[Interface dataset entries]
━━━

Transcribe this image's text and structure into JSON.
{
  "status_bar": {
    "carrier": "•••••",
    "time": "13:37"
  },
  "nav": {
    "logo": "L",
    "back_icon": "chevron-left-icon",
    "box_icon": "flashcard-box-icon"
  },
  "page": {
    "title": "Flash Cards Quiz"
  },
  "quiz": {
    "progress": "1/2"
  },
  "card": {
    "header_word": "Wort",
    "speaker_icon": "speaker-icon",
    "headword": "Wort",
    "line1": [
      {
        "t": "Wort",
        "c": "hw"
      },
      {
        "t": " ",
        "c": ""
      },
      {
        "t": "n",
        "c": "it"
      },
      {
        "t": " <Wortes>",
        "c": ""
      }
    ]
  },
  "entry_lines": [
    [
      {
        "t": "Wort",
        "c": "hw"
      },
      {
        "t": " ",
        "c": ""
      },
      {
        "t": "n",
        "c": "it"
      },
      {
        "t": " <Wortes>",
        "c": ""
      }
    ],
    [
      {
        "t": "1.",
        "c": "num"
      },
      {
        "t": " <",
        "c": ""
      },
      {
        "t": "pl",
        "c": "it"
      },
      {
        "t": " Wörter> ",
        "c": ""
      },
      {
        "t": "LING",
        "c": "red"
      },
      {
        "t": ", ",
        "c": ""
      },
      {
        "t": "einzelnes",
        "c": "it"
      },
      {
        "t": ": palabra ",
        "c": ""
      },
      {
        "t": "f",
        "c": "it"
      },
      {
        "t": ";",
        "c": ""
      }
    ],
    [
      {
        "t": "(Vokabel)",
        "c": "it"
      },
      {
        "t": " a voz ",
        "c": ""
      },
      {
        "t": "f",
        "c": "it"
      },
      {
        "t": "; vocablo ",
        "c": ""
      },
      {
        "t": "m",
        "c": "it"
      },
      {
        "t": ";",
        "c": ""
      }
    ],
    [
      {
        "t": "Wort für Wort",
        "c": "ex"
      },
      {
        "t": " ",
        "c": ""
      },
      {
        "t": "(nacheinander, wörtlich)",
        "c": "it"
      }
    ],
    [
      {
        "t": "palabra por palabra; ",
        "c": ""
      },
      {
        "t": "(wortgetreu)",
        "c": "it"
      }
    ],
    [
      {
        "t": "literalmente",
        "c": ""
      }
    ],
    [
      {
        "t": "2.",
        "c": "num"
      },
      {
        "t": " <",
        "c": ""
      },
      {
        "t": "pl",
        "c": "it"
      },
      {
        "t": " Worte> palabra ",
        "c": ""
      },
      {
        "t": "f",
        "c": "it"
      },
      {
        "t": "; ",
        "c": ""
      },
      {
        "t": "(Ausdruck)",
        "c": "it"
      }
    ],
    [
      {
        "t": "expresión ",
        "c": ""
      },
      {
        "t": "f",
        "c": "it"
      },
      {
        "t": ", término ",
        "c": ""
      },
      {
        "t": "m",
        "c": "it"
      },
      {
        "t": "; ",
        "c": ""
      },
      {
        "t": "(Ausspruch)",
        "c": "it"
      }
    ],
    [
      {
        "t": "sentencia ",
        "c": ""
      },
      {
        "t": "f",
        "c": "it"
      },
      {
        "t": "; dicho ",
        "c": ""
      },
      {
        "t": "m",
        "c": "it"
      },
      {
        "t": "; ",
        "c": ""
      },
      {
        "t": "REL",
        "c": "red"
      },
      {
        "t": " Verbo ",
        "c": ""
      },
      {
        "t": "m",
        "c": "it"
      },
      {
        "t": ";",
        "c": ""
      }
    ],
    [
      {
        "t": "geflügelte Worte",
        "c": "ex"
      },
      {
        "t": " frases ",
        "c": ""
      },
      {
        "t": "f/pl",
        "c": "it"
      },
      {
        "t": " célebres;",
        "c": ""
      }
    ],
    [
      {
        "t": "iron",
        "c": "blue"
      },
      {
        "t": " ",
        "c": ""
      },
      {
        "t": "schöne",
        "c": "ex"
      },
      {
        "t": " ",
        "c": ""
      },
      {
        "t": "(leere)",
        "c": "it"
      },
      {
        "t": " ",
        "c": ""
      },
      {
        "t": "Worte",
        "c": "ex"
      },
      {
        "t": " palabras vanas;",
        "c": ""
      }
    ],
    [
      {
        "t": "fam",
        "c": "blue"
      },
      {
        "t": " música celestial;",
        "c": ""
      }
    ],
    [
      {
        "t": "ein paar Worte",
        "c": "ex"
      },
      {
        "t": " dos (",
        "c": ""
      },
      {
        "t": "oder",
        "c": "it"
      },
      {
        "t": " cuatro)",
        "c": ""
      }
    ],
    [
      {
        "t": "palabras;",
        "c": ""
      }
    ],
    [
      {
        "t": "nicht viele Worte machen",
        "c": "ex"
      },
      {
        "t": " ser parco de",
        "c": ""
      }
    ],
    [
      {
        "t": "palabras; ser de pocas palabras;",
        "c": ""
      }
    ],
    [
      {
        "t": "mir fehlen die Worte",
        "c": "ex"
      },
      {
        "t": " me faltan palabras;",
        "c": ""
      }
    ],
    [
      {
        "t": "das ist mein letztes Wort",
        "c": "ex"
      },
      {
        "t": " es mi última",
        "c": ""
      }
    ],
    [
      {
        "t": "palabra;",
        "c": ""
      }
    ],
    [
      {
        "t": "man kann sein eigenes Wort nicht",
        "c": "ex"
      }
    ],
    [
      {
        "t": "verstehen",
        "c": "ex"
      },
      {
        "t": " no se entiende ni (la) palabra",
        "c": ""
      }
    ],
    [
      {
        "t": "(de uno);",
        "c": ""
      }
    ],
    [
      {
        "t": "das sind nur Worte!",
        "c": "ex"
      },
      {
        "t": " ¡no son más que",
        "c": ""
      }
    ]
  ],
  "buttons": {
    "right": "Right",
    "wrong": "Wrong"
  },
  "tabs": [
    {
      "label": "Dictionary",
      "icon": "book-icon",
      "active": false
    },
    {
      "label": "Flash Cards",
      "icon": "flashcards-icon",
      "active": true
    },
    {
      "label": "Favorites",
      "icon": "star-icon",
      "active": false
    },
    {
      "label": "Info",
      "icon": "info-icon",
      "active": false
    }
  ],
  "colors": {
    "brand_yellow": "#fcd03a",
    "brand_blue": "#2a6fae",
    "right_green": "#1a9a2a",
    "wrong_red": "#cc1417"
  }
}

━━━

INSTRUCTIONS TO FOLLOW: Go through the entries above and restate each one exactly.

RESPONSE FOR THIS EXERCISE:
Transcribe this image's text and structure into JSON.
{
  "status_bar": {
    "carrier": "•••••",
    "time": "13:37"
  },
  "nav": {
    "logo": "L",
    "back_icon": "chevron-left-icon",
    "box_icon": "flashcard-box-icon"
  },
  "page": {
    "title": "Flash Cards Quiz"
  },
  "quiz": {
    "progress": "1/2"
  },
  "card": {
    "header_word": "Wort",
    "speaker_icon": "speaker-icon",
    "headword": "Wort",
    "line1": [
      {
        "t": "Wort",
        "c": "hw"
      },
      {
        "t": " ",
        "c": ""
      },
      {
        "t": "n",
        "c": "it"
      },
      {
        "t": " <Wortes>",
        "c": ""
      }
    ]
  },
  "entry_lines": [
    [
      {
        "t": "Wort",
        "c": "hw"
      },
      {
        "t": " ",
        "c": ""
      },
      {
        "t": "n",
        "c": "it"
      },
      {
        "t": " <Wortes>",
        "c": ""
      }
    ],
    [
      {
        "t": "1.",
        "c": "num"
      },
      {
        "t": " <",
        "c": ""
      },
      {
        "t": "pl",
        "c": "it"
      },
      {
        "t": " Wörter> ",
        "c": ""
      },
      {
        "t": "LING",
        "c": "red"
      },
      {
        "t": ", ",
        "c": ""
      },
      {
        "t": "einzelnes",
        "c": "it"
      },
      {
        "t": ": palabra ",
        "c": ""
      },
      {
        "t": "f",
        "c": "it"
      },
      {
        "t": ";",
        "c": ""
      }
    ],
    [
      {
        "t": "(Vokabel)",
        "c": "it"
      },
      {
        "t": " a voz ",
        "c": ""
      },
      {
        "t": "f",
        "c": "it"
      },
      {
        "t": "; vocablo ",
        "c": ""
      },
      {
        "t": "m",
        "c": "it"
      },
      {
        "t": ";",
        "c": ""
      }
    ],
    [
      {
        "t": "Wort für Wort",
        "c": "ex"
      },
      {
        "t": " ",
        "c": ""
      },
      {
        "t": "(nacheinander, wörtlich)",
        "c": "it"
      }
    ],
    [
      {
        "t": "palabra por palabra; ",
        "c": ""
      },
      {
        "t": "(wortgetreu)",
        "c": "it"
      }
    ],
    [
      {
        "t": "literalmente",
        "c": ""
      }
    ],
    [
      {
        "t": "2.",
        "c": "num"
      },
      {
        "t": " <",
        "c": ""
      },
      {
        "t": "pl",
        "c": "it"
      },
      {
        "t": " Worte> palabra ",
        "c": ""
      },
      {
        "t": "f",
        "c": "it"
      },
      {
        "t": "; ",
        "c": ""
      },
      {
        "t": "(Ausdruck)",
        "c": "it"
      }
    ],
    [
      {
        "t": "expresión ",
        "c": ""
      },
      {
        "t": "f",
        "c": "it"
      },
      {
        "t": ", término ",
        "c": ""
      },
      {
        "t": "m",
        "c": "it"
      },
      {
        "t": "; ",
        "c": ""
      },
      {
        "t": "(Ausspruch)",
        "c": "it"
      }
    ],
    [
      {
        "t": "sentencia ",
        "c": ""
      },
      {
        "t": "f",
        "c": "it"
      },
      {
        "t": "; dicho ",
        "c": ""
      },
      {
        "t": "m",
        "c": "it"
      },
      {
        "t": "; ",
        "c": ""
      },
      {
        "t": "REL",
        "c": "red"
      },
      {
        "t": " Verbo ",
        "c": ""
      },
      {
        "t": "m",
        "c": "it"
      },
      {
        "t": ";",
        "c": ""
      }
    ],
    [
      {
        "t": "geflügelte Worte",
        "c": "ex"
      },
      {
        "t": " frases ",
        "c": ""
      },
      {
        "t": "f/pl",
        "c": "it"
      },
      {
        "t": " célebres;",
        "c": ""
      }
    ],
    [
      {
        "t": "iron",
        "c": "blue"
      },
      {
        "t": " ",
        "c": ""
      },
      {
        "t": "schöne",
        "c": "ex"
      },
      {
        "t": " ",
        "c": ""
      },
      {
        "t": "(leere)",
        "c": "it"
      },
      {
        "t": " ",
        "c": ""
      },
      {
        "t": "Worte",
        "c": "ex"
      },
      {
        "t": " palabras vanas;",
        "c": ""
      }
    ],
    [
      {
        "t": "fam",
        "c": "blue"
      },
      {
        "t": " música celestial;",
        "c": ""
      }
    ],
    [
      {
        "t": "ein paar Worte",
        "c": "ex"
      },
      {
        "t": " dos (",
        "c": ""
      },
      {
        "t": "oder",
        "c": "it"
      },
      {
        "t": " cuatro)",
        "c": ""
      }
    ],
    [
      {
        "t": "palabras;",
        "c": ""
      }
    ],
    [
      {
        "t": "nicht viele Worte machen",
        "c": "ex"
      },
      {
        "t": " ser parco de",
        "c": ""
      }
    ],
    [
      {
        "t": "palabras; ser de pocas palabras;",
        "c": ""
      }
    ],
    [
      {
        "t": "mir fehlen die Worte",
        "c": "ex"
      },
      {
        "t": " me faltan palabras;",
        "c": ""
      }
    ],
    [
      {
        "t": "das ist mein letztes Wort",
        "c": "ex"
      },
      {
        "t": " es mi última",
        "c": ""
      }
    ],
    [
      {
        "t": "palabra;",
        "c": ""
      }
    ],
    [
      {
        "t": "man kann sein eigenes Wort nicht",
        "c": "ex"
      }
    ],
    [
      {
        "t": "verstehen",
        "c": "ex"
      },
      {
        "t": " no se entiende ni (la) palabra",
        "c": ""
      }
    ],
    [
      {
        "t": "(de uno);",
        "c": ""
      }
    ],
    [
      {
        "t": "das sind nur Worte!",
        "c": "ex"
      },
      {
        "t": " ¡no son más que",
        "c": ""
      }
    ]
  ],
  "buttons": {
    "right": "Right",
    "wrong": "Wrong"
  },
  "tabs": [
    {
      "label": "Dictionary",
      "icon": "book-icon",
      "active": false
    },
    {
      "label": "Flash Cards",
      "icon": "flashcards-icon",
      "active": true
    },
    {
      "label": "Favorites",
      "icon": "star-icon",
      "active": false
    },
    {
      "label": "Info",
      "icon": "info-icon",
      "active": false
    }
  ],
  "colors": {
    "brand_yellow": "#fcd03a",
    "brand_blue": "#2a6fae",
    "right_green": "#1a9a2a",
    "wrong_red": "#cc1417"
  }
}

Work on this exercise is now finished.